* [DIRECTIONS FOR THIS TASK]
Copy each of the rows below line for line, with no changes, and leave out the pictures.

* [THE INPUT]
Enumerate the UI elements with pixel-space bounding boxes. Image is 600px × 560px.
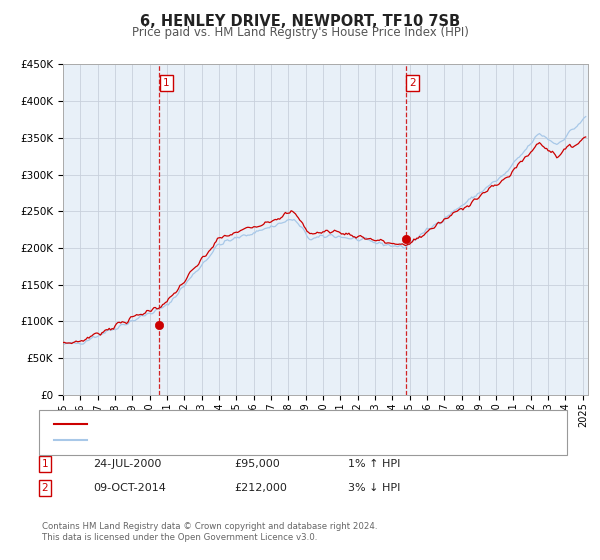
Text: 2: 2: [41, 483, 49, 493]
Text: 2: 2: [409, 78, 416, 88]
Text: Contains HM Land Registry data © Crown copyright and database right 2024.: Contains HM Land Registry data © Crown c…: [42, 522, 377, 531]
Text: 3% ↓ HPI: 3% ↓ HPI: [348, 483, 400, 493]
Text: 1% ↑ HPI: 1% ↑ HPI: [348, 459, 400, 469]
Text: 1: 1: [163, 78, 170, 88]
Text: 6, HENLEY DRIVE, NEWPORT, TF10 7SB (detached house): 6, HENLEY DRIVE, NEWPORT, TF10 7SB (deta…: [96, 419, 394, 429]
Text: £95,000: £95,000: [234, 459, 280, 469]
Text: 24-JUL-2000: 24-JUL-2000: [93, 459, 161, 469]
Text: 09-OCT-2014: 09-OCT-2014: [93, 483, 166, 493]
Text: 6, HENLEY DRIVE, NEWPORT, TF10 7SB: 6, HENLEY DRIVE, NEWPORT, TF10 7SB: [140, 14, 460, 29]
Text: 1: 1: [41, 459, 49, 469]
Text: This data is licensed under the Open Government Licence v3.0.: This data is licensed under the Open Gov…: [42, 533, 317, 542]
Text: HPI: Average price, detached house, Telford and Wrekin: HPI: Average price, detached house, Telf…: [96, 435, 386, 445]
Text: £212,000: £212,000: [234, 483, 287, 493]
Text: Price paid vs. HM Land Registry's House Price Index (HPI): Price paid vs. HM Land Registry's House …: [131, 26, 469, 39]
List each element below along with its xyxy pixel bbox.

* [ANSWER FOR THE TASK]
Enumerate the UI elements with pixel-space bounding boxes. Image is 600px × 560px.
Text: 2: 2: [41, 483, 49, 493]
Text: 2: 2: [409, 78, 416, 88]
Text: Contains HM Land Registry data © Crown copyright and database right 2024.: Contains HM Land Registry data © Crown c…: [42, 522, 377, 531]
Text: 3% ↓ HPI: 3% ↓ HPI: [348, 483, 400, 493]
Text: 1% ↑ HPI: 1% ↑ HPI: [348, 459, 400, 469]
Text: 1: 1: [163, 78, 170, 88]
Text: 6, HENLEY DRIVE, NEWPORT, TF10 7SB (detached house): 6, HENLEY DRIVE, NEWPORT, TF10 7SB (deta…: [96, 419, 394, 429]
Text: £95,000: £95,000: [234, 459, 280, 469]
Text: 24-JUL-2000: 24-JUL-2000: [93, 459, 161, 469]
Text: 09-OCT-2014: 09-OCT-2014: [93, 483, 166, 493]
Text: 6, HENLEY DRIVE, NEWPORT, TF10 7SB: 6, HENLEY DRIVE, NEWPORT, TF10 7SB: [140, 14, 460, 29]
Text: 1: 1: [41, 459, 49, 469]
Text: This data is licensed under the Open Government Licence v3.0.: This data is licensed under the Open Gov…: [42, 533, 317, 542]
Text: HPI: Average price, detached house, Telford and Wrekin: HPI: Average price, detached house, Telf…: [96, 435, 386, 445]
Text: £212,000: £212,000: [234, 483, 287, 493]
Text: Price paid vs. HM Land Registry's House Price Index (HPI): Price paid vs. HM Land Registry's House …: [131, 26, 469, 39]
List each element below along with its xyxy pixel bbox.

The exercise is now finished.